**GOAL OF THE EXERCISE**.
Collect all lines from the listing that include the string "Energy".

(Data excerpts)
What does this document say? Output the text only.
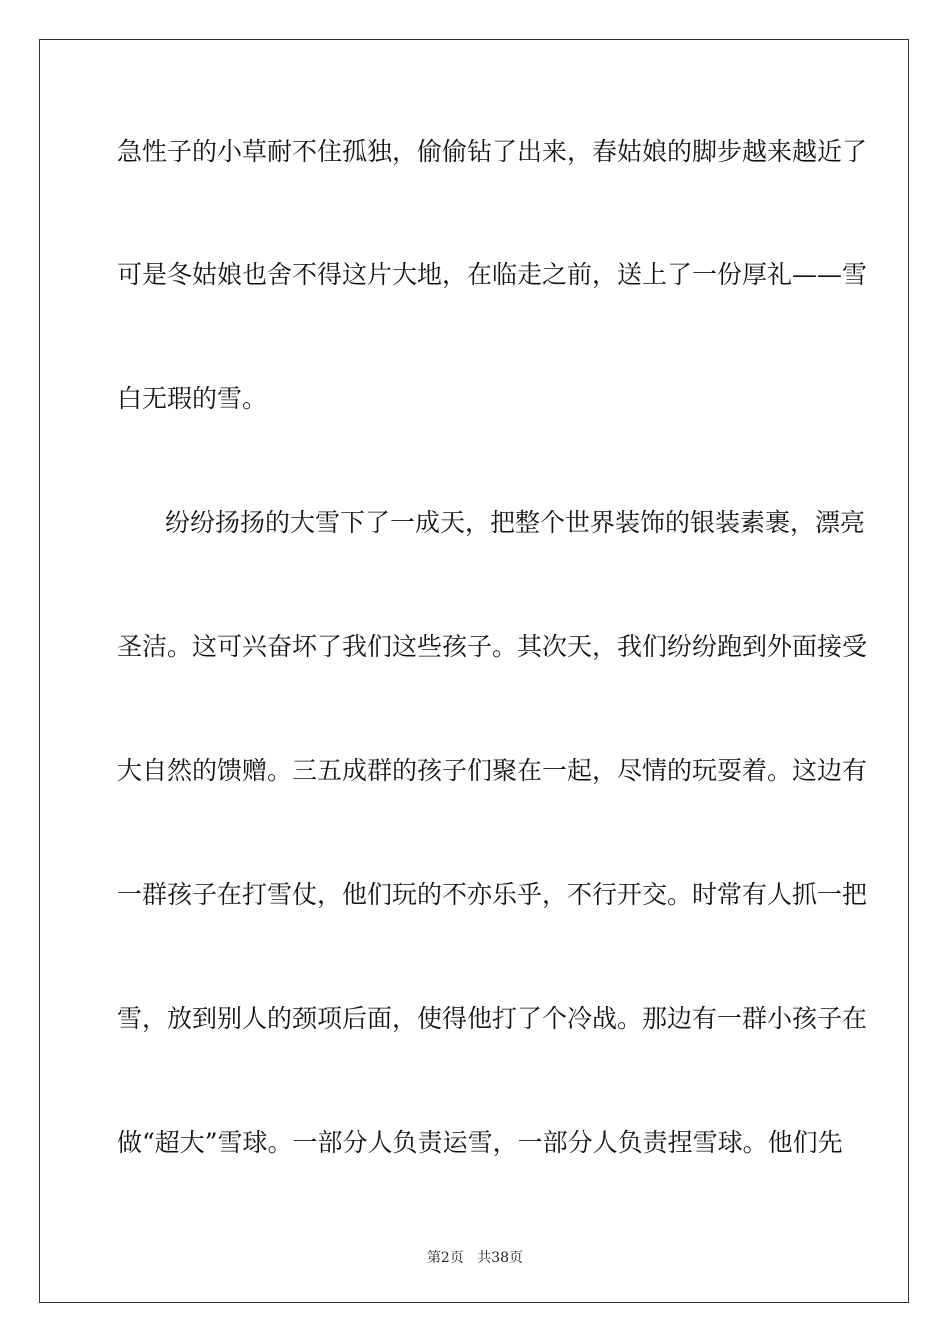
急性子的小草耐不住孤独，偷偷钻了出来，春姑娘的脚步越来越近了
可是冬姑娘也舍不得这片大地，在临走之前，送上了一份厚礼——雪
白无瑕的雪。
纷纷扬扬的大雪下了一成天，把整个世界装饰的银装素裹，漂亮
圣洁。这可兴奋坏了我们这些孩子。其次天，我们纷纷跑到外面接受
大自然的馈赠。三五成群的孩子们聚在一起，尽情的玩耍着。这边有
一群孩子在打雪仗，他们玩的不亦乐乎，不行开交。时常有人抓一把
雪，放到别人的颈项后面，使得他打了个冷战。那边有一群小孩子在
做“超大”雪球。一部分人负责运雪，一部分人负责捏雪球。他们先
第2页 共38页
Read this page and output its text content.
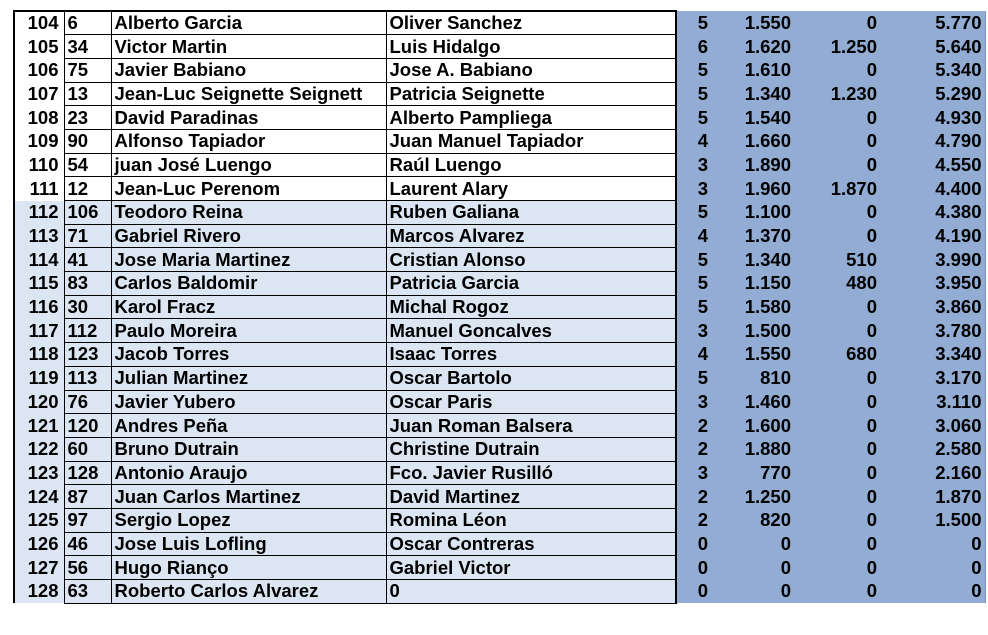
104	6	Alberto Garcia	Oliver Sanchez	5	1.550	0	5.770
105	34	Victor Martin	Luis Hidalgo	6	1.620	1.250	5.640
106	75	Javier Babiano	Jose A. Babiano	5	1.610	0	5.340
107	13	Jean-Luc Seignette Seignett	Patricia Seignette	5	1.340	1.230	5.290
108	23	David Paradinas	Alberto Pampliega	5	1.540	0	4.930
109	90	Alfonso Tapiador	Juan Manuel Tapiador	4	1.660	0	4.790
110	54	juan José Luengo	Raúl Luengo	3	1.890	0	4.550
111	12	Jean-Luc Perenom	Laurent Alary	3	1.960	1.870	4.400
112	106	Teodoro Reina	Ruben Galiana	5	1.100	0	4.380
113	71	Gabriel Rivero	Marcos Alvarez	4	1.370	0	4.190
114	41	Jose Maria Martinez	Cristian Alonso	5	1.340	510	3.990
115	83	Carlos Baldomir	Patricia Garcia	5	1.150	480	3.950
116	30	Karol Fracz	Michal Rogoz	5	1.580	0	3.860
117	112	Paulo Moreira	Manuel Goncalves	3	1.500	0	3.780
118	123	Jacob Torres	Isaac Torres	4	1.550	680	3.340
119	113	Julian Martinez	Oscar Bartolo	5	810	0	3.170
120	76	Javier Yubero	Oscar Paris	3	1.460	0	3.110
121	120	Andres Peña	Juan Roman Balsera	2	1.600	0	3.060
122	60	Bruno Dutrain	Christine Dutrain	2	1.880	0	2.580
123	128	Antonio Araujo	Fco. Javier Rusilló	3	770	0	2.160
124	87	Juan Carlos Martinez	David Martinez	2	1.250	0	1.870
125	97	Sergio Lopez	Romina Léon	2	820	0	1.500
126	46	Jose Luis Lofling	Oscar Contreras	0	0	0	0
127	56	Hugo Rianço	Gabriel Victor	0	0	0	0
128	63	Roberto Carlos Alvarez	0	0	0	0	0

--

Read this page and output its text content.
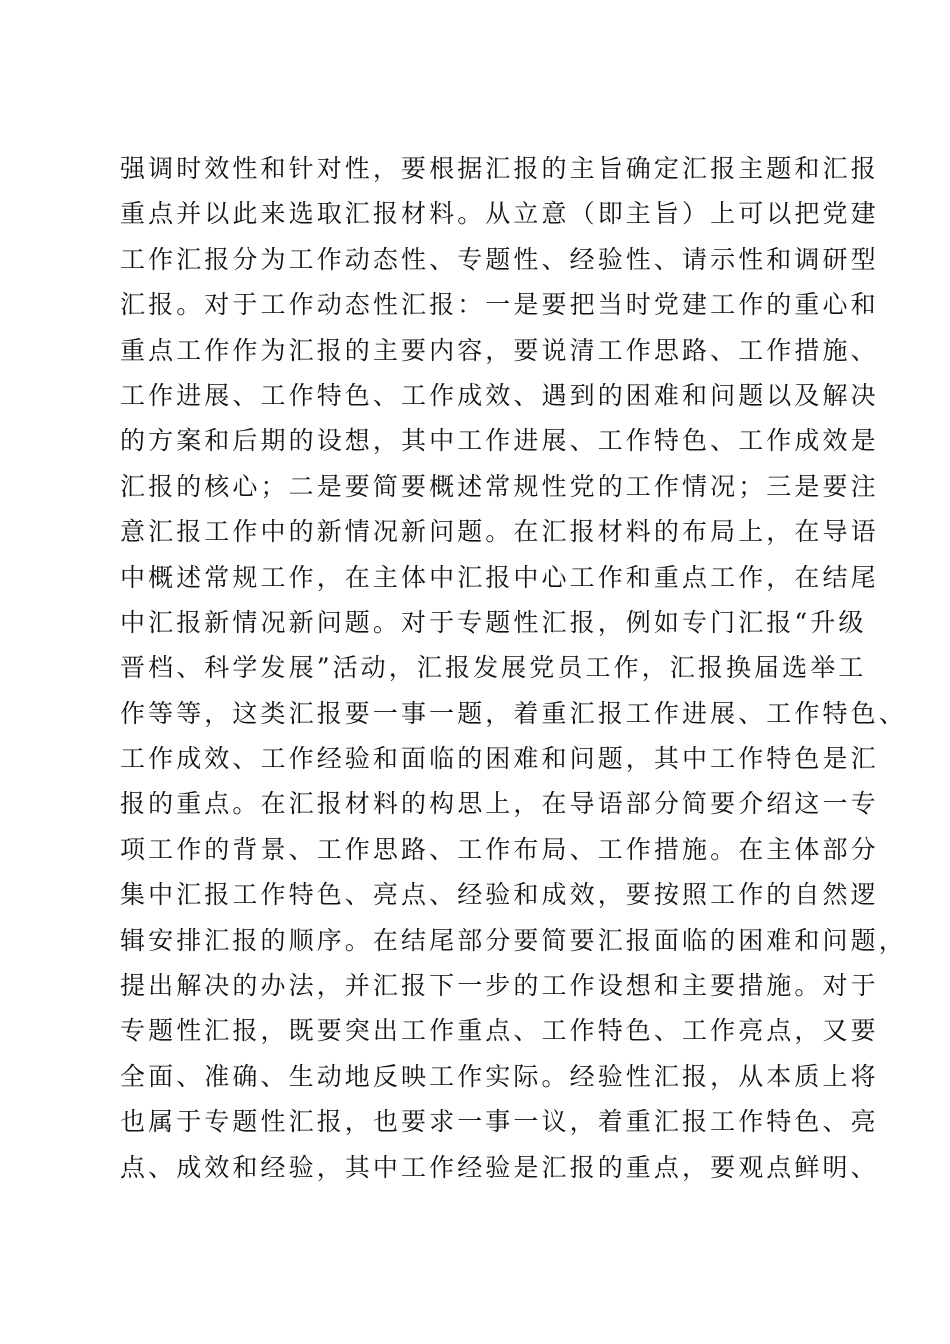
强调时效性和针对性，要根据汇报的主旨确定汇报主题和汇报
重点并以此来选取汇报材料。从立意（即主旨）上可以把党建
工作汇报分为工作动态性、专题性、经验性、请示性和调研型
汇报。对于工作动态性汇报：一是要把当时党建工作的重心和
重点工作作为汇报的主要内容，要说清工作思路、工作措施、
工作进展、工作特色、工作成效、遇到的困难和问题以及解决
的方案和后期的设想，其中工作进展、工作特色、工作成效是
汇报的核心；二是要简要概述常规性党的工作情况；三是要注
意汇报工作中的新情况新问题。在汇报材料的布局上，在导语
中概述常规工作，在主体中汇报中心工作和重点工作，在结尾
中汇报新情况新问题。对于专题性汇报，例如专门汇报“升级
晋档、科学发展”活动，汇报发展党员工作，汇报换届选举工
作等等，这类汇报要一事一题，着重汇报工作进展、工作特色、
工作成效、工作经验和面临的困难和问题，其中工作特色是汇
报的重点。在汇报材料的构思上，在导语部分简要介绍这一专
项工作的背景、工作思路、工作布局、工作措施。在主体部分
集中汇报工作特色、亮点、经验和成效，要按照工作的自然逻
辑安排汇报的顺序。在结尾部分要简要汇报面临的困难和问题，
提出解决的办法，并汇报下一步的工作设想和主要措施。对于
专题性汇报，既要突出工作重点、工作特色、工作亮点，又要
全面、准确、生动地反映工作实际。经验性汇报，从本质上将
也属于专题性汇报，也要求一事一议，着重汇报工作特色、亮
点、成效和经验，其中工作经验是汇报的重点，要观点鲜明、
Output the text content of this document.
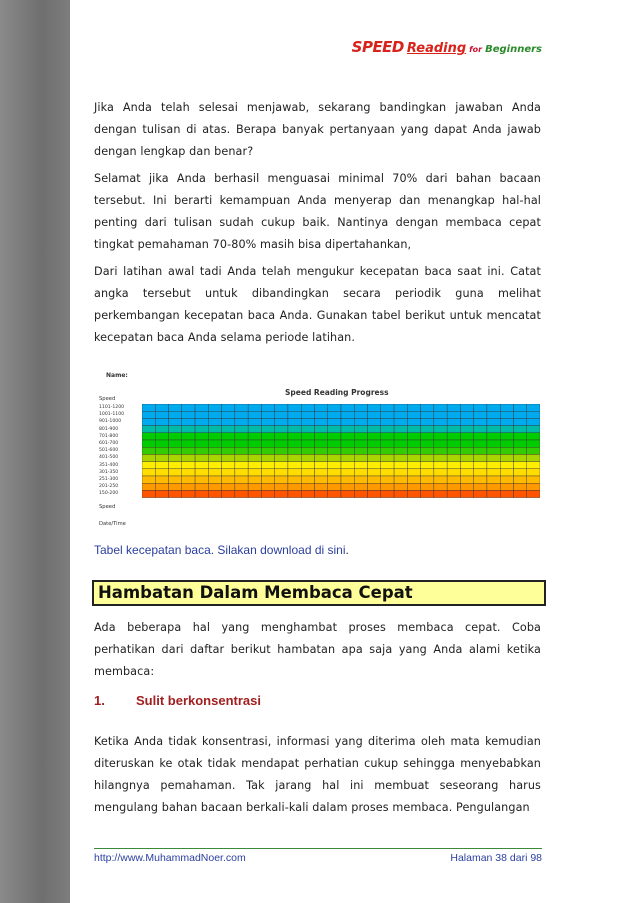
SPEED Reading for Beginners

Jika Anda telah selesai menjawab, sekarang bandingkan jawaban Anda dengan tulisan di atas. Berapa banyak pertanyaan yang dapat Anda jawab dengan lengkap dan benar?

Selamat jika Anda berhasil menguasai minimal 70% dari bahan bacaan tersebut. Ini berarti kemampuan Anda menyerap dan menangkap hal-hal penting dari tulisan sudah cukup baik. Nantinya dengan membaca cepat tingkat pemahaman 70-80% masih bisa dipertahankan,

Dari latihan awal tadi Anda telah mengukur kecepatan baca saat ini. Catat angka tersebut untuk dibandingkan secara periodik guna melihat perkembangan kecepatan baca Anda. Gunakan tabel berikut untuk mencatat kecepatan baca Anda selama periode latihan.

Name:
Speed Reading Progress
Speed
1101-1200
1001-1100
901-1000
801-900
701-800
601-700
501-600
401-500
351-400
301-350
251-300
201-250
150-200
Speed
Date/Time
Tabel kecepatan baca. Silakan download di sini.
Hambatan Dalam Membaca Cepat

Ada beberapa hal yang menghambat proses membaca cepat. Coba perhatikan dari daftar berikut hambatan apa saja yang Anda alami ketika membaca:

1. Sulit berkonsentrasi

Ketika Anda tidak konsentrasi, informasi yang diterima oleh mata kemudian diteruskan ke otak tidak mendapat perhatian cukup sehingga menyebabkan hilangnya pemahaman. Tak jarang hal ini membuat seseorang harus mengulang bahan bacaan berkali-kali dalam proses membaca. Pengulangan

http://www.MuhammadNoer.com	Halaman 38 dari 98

...

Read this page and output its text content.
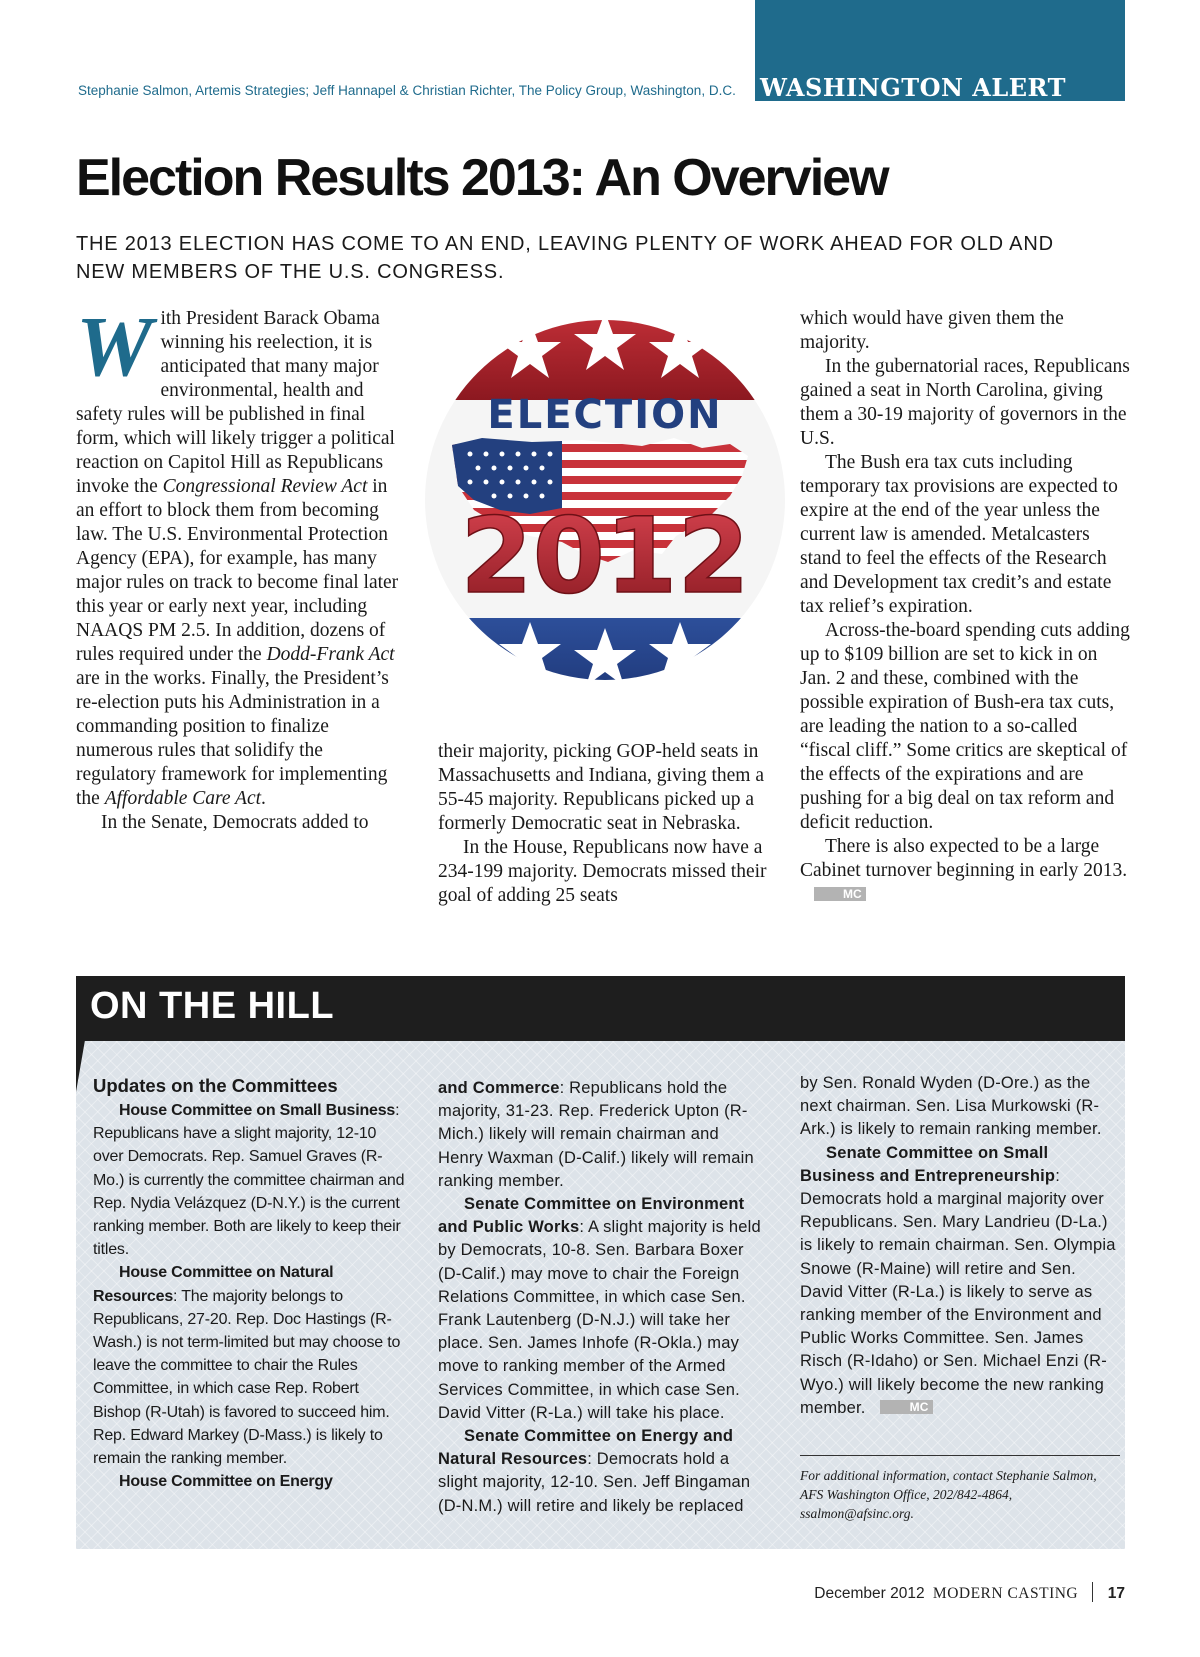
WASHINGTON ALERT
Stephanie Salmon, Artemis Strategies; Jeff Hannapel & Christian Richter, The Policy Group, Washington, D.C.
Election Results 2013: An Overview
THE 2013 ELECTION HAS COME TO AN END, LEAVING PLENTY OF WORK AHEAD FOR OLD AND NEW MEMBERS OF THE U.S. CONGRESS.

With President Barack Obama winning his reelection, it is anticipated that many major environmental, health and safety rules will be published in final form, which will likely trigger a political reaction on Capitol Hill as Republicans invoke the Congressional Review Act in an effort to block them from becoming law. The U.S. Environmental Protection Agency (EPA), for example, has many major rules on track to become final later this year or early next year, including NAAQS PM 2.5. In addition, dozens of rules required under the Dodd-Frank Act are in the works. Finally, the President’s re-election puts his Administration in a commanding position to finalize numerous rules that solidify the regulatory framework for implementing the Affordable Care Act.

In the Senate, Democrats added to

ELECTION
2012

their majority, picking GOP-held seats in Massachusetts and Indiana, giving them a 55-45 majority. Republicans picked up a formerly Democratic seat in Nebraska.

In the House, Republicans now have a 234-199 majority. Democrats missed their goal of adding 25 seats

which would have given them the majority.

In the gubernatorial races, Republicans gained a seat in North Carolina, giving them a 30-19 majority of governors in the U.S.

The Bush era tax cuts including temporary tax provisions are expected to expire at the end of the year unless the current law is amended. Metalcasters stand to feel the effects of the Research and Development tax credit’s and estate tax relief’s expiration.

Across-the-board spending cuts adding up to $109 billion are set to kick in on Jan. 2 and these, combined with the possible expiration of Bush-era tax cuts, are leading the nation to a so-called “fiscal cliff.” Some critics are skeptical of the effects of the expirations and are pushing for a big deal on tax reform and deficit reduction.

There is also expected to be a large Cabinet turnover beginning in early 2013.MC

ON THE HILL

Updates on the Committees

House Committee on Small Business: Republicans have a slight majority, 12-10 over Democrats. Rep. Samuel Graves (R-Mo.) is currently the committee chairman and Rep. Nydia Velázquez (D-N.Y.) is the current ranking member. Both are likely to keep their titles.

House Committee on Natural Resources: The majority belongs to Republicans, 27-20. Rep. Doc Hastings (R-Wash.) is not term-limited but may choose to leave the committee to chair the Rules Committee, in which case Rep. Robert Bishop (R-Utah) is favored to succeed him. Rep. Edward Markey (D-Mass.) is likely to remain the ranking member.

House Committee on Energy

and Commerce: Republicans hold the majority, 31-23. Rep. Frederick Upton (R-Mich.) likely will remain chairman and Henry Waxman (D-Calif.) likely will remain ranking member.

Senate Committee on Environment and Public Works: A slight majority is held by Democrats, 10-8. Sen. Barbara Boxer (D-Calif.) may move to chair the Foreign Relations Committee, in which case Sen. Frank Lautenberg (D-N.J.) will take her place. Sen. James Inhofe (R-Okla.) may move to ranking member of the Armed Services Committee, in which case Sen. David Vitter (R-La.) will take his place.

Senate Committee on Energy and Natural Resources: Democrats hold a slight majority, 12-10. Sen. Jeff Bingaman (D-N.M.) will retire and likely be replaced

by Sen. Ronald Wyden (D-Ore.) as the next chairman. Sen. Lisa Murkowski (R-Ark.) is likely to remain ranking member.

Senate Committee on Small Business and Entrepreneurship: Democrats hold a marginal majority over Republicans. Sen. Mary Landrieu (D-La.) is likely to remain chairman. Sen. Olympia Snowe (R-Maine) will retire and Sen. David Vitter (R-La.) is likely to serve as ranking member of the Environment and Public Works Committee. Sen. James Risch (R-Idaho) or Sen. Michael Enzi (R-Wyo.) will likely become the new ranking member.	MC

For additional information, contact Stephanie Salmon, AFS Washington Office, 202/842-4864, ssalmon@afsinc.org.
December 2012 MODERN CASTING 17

**RESPONSE TO THE TASK**.
House Committee on Energy
Senate Committee on Energy and Natural Resources: Democrats hold a slight majority, 12-10. Sen. Jeff Bingaman (D-N.M.) will retire and likely be replaced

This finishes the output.